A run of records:

┌────────

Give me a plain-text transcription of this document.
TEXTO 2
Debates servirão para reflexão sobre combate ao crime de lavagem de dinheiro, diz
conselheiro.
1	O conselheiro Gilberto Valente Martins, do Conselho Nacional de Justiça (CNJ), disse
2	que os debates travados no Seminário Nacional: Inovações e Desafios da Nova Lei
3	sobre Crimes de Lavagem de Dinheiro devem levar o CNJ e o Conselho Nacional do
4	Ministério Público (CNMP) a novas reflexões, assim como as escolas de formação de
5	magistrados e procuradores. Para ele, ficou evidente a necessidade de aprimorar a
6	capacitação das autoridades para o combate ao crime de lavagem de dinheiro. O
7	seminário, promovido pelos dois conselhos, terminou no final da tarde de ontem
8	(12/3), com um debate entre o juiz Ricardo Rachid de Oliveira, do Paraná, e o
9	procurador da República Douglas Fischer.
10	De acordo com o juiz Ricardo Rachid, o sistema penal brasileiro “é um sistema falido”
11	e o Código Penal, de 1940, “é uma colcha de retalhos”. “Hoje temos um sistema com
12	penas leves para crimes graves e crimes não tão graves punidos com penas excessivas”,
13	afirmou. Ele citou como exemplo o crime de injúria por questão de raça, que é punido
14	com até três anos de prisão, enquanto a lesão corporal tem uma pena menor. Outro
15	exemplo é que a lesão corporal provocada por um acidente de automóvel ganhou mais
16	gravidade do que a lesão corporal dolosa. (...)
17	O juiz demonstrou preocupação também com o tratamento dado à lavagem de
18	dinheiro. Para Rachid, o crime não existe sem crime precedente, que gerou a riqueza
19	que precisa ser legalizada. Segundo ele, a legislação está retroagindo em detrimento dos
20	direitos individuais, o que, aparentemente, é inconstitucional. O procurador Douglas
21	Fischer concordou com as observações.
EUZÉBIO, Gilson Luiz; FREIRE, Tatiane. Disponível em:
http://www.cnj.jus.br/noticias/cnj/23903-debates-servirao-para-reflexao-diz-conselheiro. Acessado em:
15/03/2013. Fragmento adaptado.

└────────

## WHAT THE TASK ASKS
Identify each line in the entries with the word "Ricardo" and copy it.

## TASK ANSWER
8	(12/3), com um debate entre o juiz Ricardo Rachid de Oliveira, do Paraná, e o
10	De acordo com o juiz Ricardo Rachid, o sistema penal brasileiro “é um sistema falido”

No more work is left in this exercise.